**Short problem**
Locate each of the lines below that contains the word "upper" and copy those lines. Case counts, so match capitalization precisely.

— BEGIN Listing —

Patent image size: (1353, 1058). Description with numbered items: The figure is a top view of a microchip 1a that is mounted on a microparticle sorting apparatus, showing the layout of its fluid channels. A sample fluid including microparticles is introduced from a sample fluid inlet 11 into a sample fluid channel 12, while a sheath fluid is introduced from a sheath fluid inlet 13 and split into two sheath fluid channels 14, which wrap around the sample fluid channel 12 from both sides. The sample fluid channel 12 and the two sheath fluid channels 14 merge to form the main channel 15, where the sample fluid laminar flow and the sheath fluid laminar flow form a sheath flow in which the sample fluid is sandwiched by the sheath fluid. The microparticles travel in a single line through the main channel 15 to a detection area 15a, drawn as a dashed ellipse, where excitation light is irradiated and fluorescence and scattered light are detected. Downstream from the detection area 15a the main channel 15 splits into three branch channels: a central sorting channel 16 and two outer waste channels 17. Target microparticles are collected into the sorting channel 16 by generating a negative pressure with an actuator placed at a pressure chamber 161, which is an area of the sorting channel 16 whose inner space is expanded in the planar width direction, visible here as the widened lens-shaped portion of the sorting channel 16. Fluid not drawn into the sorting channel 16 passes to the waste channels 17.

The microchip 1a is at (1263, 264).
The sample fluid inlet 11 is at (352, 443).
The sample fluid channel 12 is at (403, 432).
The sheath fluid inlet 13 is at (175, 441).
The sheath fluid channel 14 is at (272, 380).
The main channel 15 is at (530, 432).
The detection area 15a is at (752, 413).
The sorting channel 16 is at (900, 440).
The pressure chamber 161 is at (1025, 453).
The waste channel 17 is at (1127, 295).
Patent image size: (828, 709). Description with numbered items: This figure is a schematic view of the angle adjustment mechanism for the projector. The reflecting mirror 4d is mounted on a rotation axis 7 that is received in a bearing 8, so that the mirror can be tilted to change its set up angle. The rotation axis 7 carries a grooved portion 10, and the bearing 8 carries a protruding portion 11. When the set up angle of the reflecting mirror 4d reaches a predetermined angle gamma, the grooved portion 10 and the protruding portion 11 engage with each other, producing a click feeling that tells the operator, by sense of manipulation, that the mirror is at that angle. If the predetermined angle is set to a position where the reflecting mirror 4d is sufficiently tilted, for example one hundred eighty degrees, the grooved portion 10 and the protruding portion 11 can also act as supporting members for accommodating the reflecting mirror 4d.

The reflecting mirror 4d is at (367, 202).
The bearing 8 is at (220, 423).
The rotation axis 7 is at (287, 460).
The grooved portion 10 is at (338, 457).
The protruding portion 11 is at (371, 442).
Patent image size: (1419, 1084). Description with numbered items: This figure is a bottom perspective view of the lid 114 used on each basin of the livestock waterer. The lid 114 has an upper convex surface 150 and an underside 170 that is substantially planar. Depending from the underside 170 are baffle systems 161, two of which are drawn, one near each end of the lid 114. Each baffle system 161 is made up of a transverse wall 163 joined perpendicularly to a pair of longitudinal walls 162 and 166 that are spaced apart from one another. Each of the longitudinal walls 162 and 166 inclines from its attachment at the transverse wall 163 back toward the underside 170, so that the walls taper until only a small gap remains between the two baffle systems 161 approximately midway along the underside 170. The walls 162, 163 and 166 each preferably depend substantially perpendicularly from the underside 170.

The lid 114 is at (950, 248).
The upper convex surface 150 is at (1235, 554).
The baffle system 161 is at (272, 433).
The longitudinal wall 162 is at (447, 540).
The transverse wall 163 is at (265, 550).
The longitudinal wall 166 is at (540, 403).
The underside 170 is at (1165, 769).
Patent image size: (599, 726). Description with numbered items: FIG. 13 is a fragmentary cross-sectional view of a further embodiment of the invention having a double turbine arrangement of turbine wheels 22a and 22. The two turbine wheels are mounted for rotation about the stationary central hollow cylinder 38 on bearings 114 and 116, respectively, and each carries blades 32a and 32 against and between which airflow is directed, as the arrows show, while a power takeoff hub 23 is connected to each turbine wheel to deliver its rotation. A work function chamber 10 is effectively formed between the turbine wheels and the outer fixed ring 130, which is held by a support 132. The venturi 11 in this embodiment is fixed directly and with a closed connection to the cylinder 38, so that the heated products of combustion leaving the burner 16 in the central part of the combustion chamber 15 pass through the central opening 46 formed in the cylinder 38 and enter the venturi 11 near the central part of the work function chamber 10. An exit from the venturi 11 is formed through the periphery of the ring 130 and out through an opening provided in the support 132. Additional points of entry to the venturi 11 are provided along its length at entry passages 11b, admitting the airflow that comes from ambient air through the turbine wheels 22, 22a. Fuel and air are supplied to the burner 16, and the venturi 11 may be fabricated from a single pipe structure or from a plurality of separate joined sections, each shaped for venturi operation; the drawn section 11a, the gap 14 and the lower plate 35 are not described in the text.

— END Listing —

**Output**
Patent image size: (1419, 1084). Description with numbered items: This figure is a bottom perspective view of the lid 114 used on each basin of the livestock waterer. The lid 114 has an upper convex surface 150 and an underside 170 that is substantially planar. Depending from the underside 170 are baffle systems 161, two of which are drawn, one near each end of the lid 114. Each baffle system 161 is made up of a transverse wall 163 joined perpendicularly to a pair of longitudinal walls 162 and 166 that are spaced apart from one another. Each of the longitudinal walls 162 and 166 inclines from its attachment at the transverse wall 163 back toward the underside 170, so that the walls taper until only a small gap remains between the two baffle systems 161 approximately midway along the underside 170. The walls 162, 163 and 166 each preferably depend substantially perpendicularly from the underside 170.
The upper convex surface 150 is at (1235, 554).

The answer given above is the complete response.